* WRITTEN TASK *
Lines that contain the string "this" are to be copied; leave out all others.
[START OF GIVEN RECORDS]
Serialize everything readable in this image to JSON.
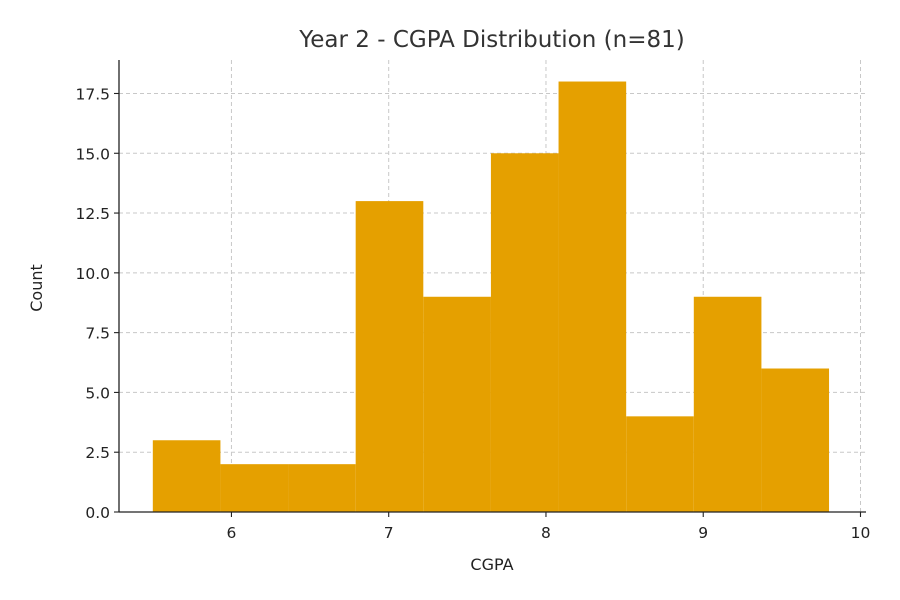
{
  "chart_data": {
    "type": "bar",
    "title": "Year 2 - CGPA Distribution (n=81)",
    "xlabel": "CGPA",
    "ylabel": "Count",
    "bar_color": "#e5a000",
    "xlim": [
      5.285,
      10.035
    ],
    "ylim": [
      0,
      18.9
    ],
    "xticks": [
      6,
      7,
      8,
      9,
      10
    ],
    "xtick_labels": [
      "6",
      "7",
      "8",
      "9",
      "10"
    ],
    "yticks": [
      0,
      2.5,
      5,
      7.5,
      10,
      12.5,
      15,
      17.5
    ],
    "ytick_labels": [
      "0.0",
      "2.5",
      "5.0",
      "7.5",
      "10.0",
      "12.5",
      "15.0",
      "17.5"
    ],
    "grid": true,
    "bins": [
      {
        "x0": 5.5,
        "x1": 5.93,
        "count": 3
      },
      {
        "x0": 5.93,
        "x1": 6.36,
        "count": 2
      },
      {
        "x0": 6.36,
        "x1": 6.79,
        "count": 2
      },
      {
        "x0": 6.79,
        "x1": 7.22,
        "count": 13
      },
      {
        "x0": 7.22,
        "x1": 7.65,
        "count": 9
      },
      {
        "x0": 7.65,
        "x1": 8.08,
        "count": 15
      },
      {
        "x0": 8.08,
        "x1": 8.51,
        "count": 18
      },
      {
        "x0": 8.51,
        "x1": 8.94,
        "count": 4
      },
      {
        "x0": 8.94,
        "x1": 9.37,
        "count": 9
      },
      {
        "x0": 9.37,
        "x1": 9.8,
        "count": 6
      }
    ]
  }
}
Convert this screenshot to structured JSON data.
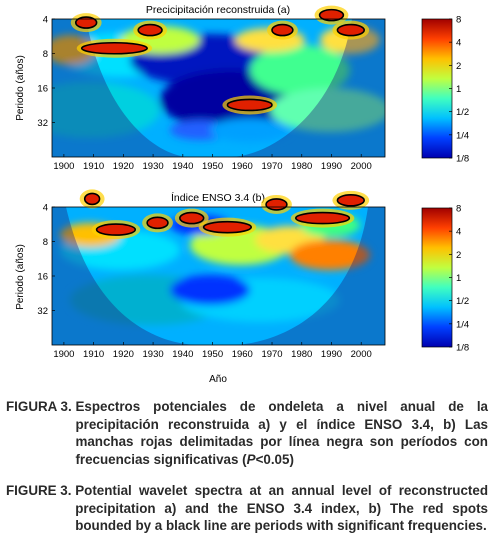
[END OF GIVEN RECORDS]
* WORKED ANSWER *
Serialize everything readable in this image to JSON.
Convert this screenshot to structured JSON data.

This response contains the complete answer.